TASK DESCRIPTION – Copy the entries below exactly. Images do not belong in the copy.

STORED DATA –
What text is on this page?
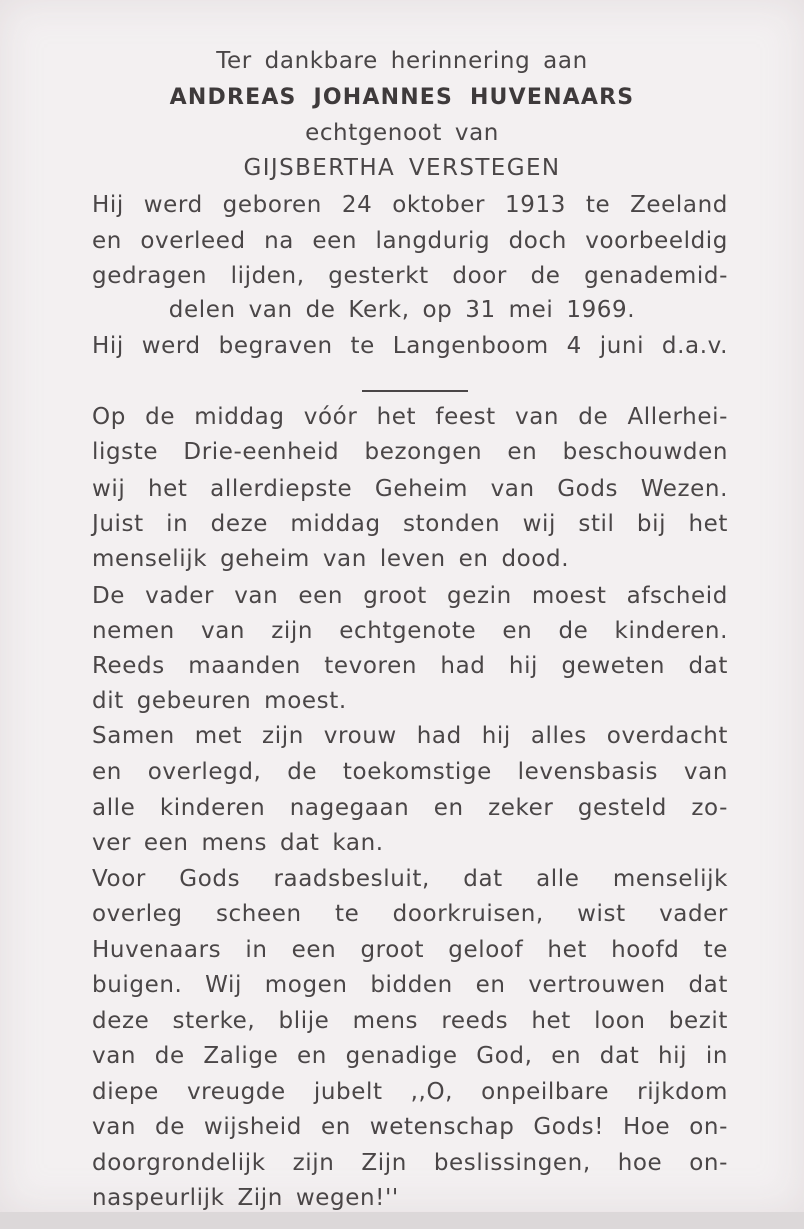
Ter dankbare herinnering aan

ANDREAS JOHANNES HUVENAARS

echtgenoot van

GIJSBERTHA VERSTEGEN

Hij werd geboren 24 oktober 1913 te Zeeland

en overleed na een langdurig doch voorbeeldig

gedragen lijden, gesterkt door de genademid-

delen van de Kerk, op 31 mei 1969.

Hij werd begraven te Langenboom 4 juni d.a.v.

Op de middag vóór het feest van de Allerhei-

ligste Drie-eenheid bezongen en beschouwden

wij het allerdiepste Geheim van Gods Wezen.

Juist in deze middag stonden wij stil bij het

menselijk geheim van leven en dood.

De vader van een groot gezin moest afscheid

nemen van zijn echtgenote en de kinderen.

Reeds maanden tevoren had hij geweten dat

dit gebeuren moest.

Samen met zijn vrouw had hij alles overdacht

en overlegd, de toekomstige levensbasis van

alle kinderen nagegaan en zeker gesteld zo-

ver een mens dat kan.

Voor Gods raadsbesluit, dat alle menselijk

overleg scheen te doorkruisen, wist vader

Huvenaars in een groot geloof het hoofd te

buigen. Wij mogen bidden en vertrouwen dat

deze sterke, blije mens reeds het loon bezit

van de Zalige en genadige God, en dat hij in

diepe vreugde jubelt ,,O, onpeilbare rijkdom

van de wijsheid en wetenschap Gods! Hoe on-

doorgrondelijk zijn Zijn beslissingen, hoe on-

naspeurlijk Zijn wegen!''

FINAL ANSWER –
What text is on this page?
Ter dankbare herinnering aan

ANDREAS JOHANNES HUVENAARS

echtgenoot van

GIJSBERTHA VERSTEGEN

Hij werd geboren 24 oktober 1913 te Zeeland

en overleed na een langdurig doch voorbeeldig

gedragen lijden, gesterkt door de genademid-

delen van de Kerk, op 31 mei 1969.

Hij werd begraven te Langenboom 4 juni d.a.v.

Op de middag vóór het feest van de Allerhei-

ligste Drie-eenheid bezongen en beschouwden

wij het allerdiepste Geheim van Gods Wezen.

Juist in deze middag stonden wij stil bij het

menselijk geheim van leven en dood.

De vader van een groot gezin moest afscheid

nemen van zijn echtgenote en de kinderen.

Reeds maanden tevoren had hij geweten dat

dit gebeuren moest.

Samen met zijn vrouw had hij alles overdacht

en overlegd, de toekomstige levensbasis van

alle kinderen nagegaan en zeker gesteld zo-

ver een mens dat kan.

Voor Gods raadsbesluit, dat alle menselijk

overleg scheen te doorkruisen, wist vader

Huvenaars in een groot geloof het hoofd te

buigen. Wij mogen bidden en vertrouwen dat

deze sterke, blije mens reeds het loon bezit

van de Zalige en genadige God, en dat hij in

diepe vreugde jubelt ,,O, onpeilbare rijkdom

van de wijsheid en wetenschap Gods! Hoe on-

doorgrondelijk zijn Zijn beslissingen, hoe on-

naspeurlijk Zijn wegen!''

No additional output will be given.